*Task objective*: Each entry below is to be given again word for word, with no pictures.

□ □ □

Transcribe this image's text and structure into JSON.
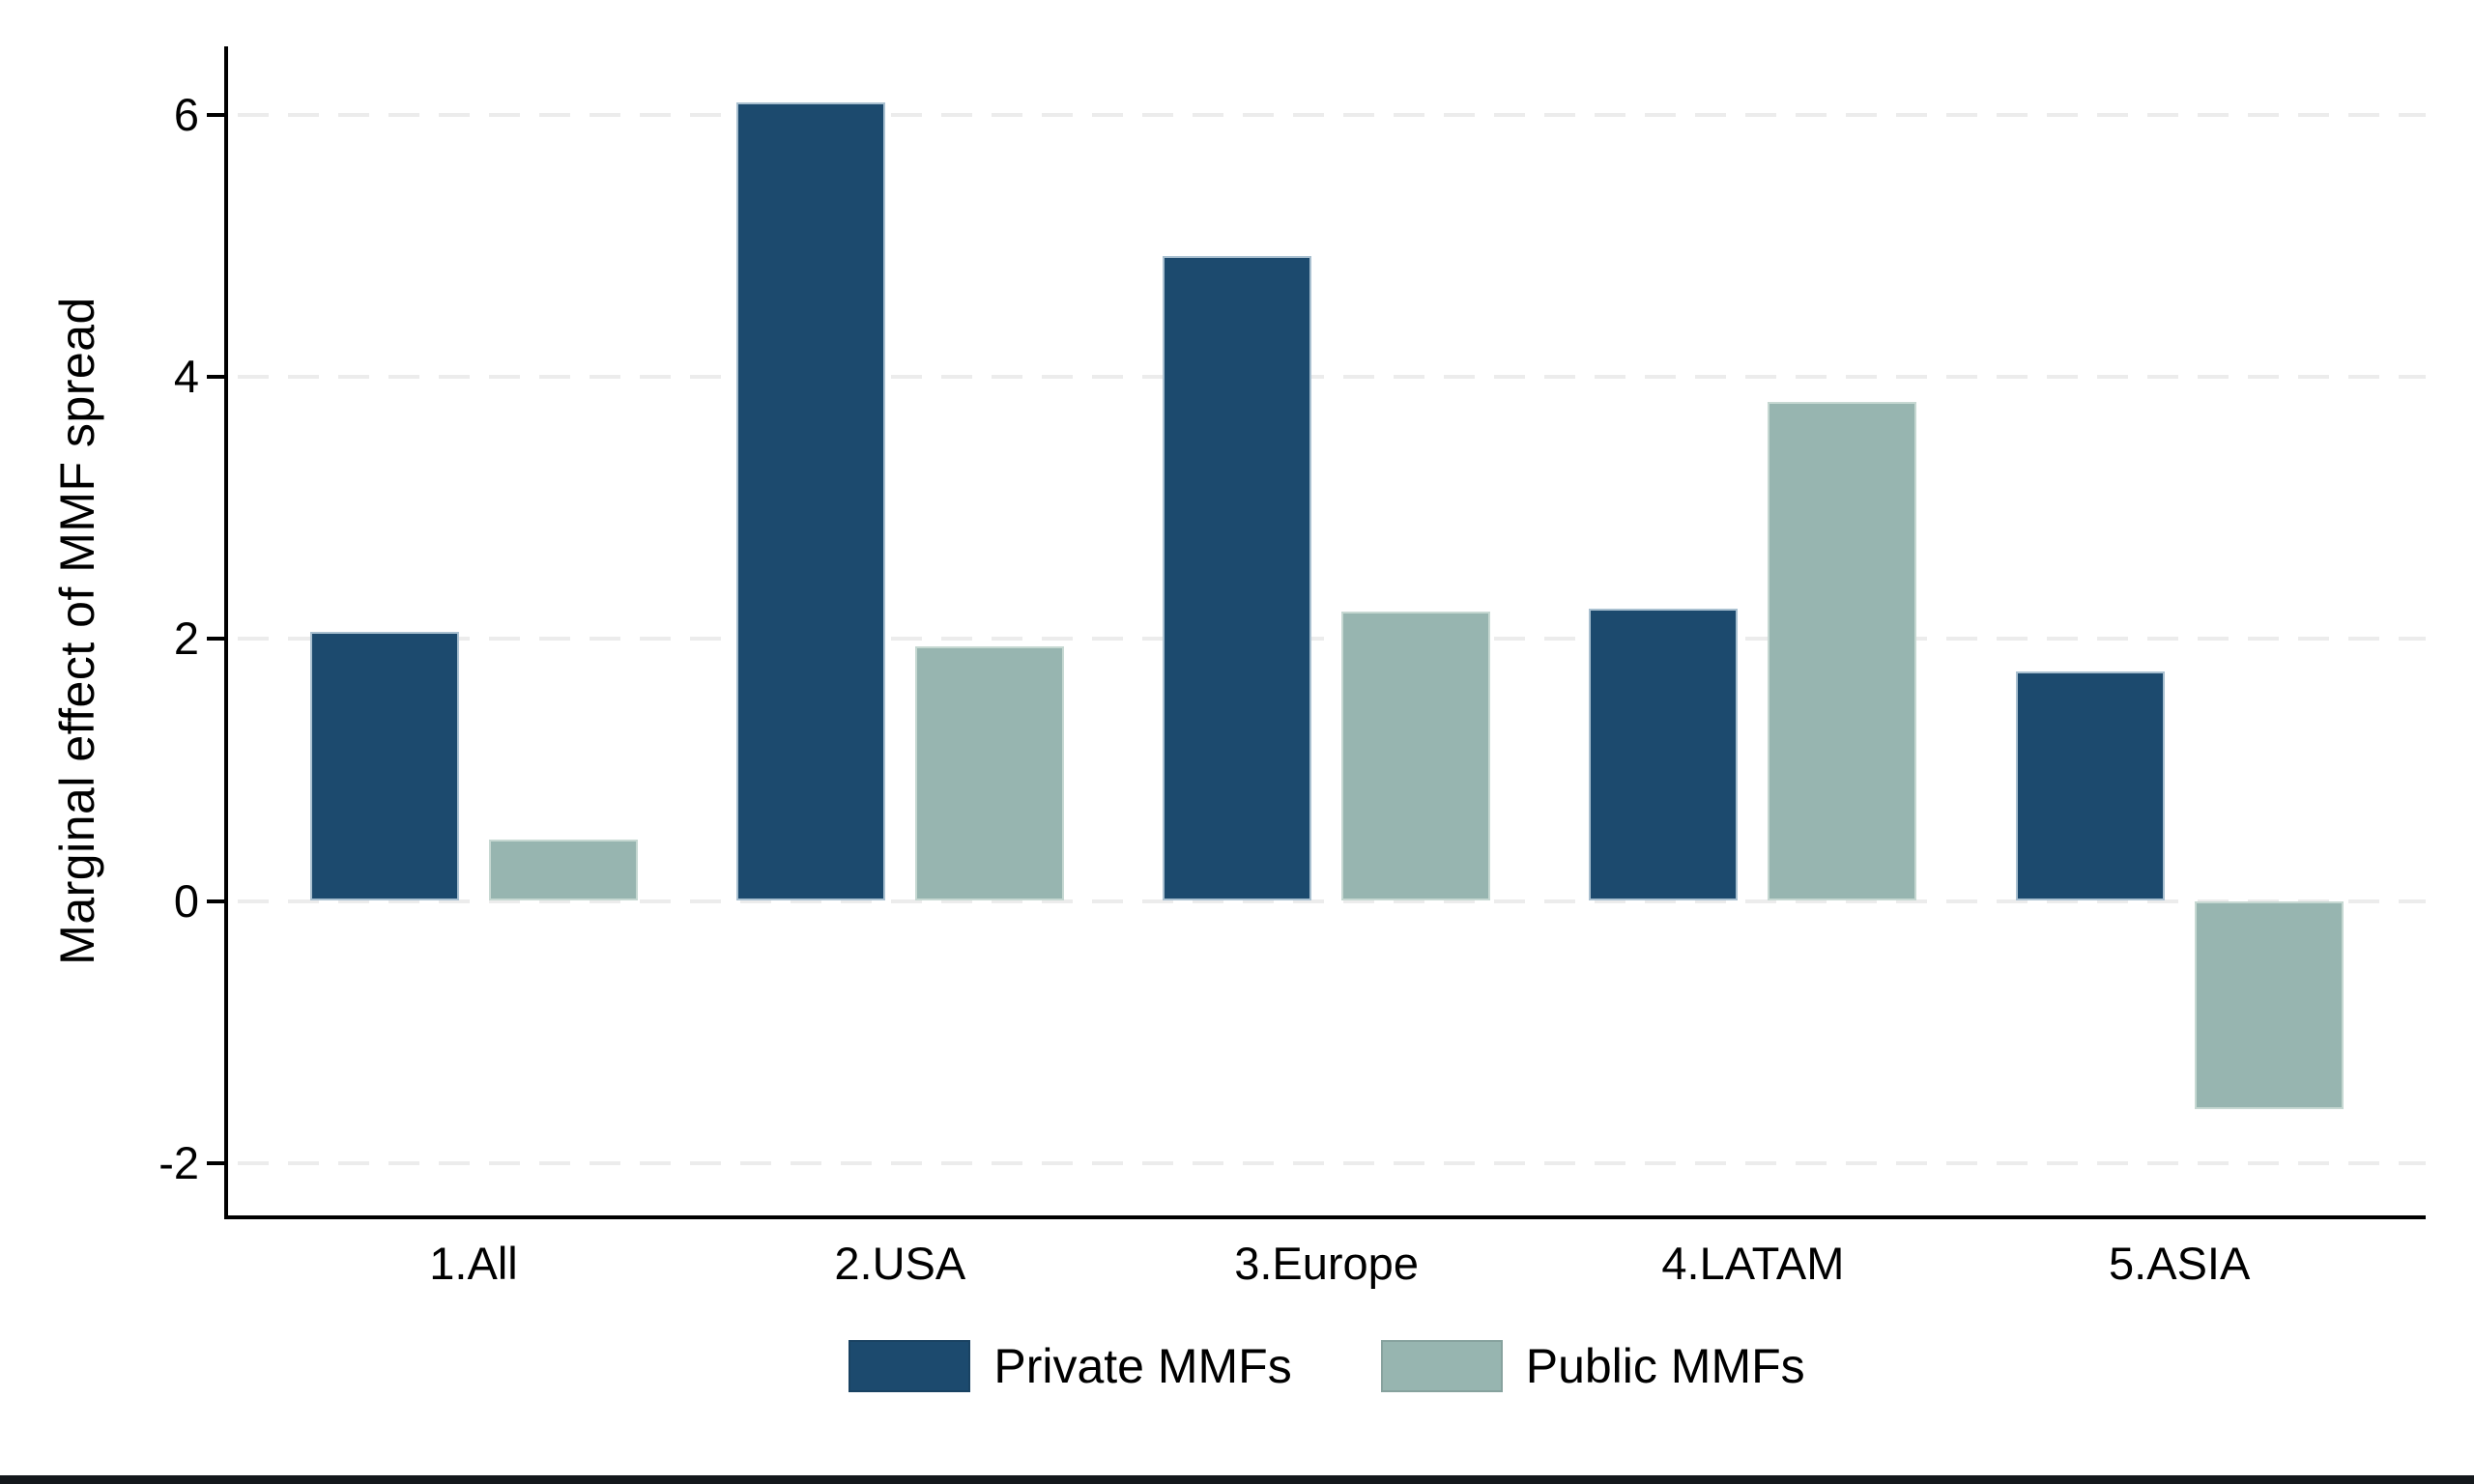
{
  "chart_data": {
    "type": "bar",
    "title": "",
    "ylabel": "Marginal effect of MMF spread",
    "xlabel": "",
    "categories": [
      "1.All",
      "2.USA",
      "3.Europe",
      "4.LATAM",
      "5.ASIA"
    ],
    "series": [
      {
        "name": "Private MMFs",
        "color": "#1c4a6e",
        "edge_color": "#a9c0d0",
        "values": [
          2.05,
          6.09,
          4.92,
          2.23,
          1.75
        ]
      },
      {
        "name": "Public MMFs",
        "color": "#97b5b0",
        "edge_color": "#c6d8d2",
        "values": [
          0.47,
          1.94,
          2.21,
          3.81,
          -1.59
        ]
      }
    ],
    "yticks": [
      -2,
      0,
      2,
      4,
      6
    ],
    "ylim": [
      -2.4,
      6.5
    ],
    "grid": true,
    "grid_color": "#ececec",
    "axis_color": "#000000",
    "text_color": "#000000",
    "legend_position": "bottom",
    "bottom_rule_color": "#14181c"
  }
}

□ □ □

*Solution*:
Transcribe this image's text and structure into JSON.
{
  "chart_data": {
    "type": "bar",
    "title": "",
    "ylabel": "Marginal effect of MMF spread",
    "xlabel": "",
    "categories": [
      "1.All",
      "2.USA",
      "3.Europe",
      "4.LATAM",
      "5.ASIA"
    ],
    "series": [
      {
        "name": "Private MMFs",
        "color": "#1c4a6e",
        "edge_color": "#a9c0d0",
        "values": [
          2.05,
          6.09,
          4.92,
          2.23,
          1.75
        ]
      },
      {
        "name": "Public MMFs",
        "color": "#97b5b0",
        "edge_color": "#c6d8d2",
        "values": [
          0.47,
          1.94,
          2.21,
          3.81,
          -1.59
        ]
      }
    ],
    "yticks": [
      -2,
      0,
      2,
      4,
      6
    ],
    "ylim": [
      -2.4,
      6.5
    ],
    "grid": true,
    "grid_color": "#ececec",
    "axis_color": "#000000",
    "text_color": "#000000",
    "legend_position": "bottom",
    "bottom_rule_color": "#14181c"
  }
}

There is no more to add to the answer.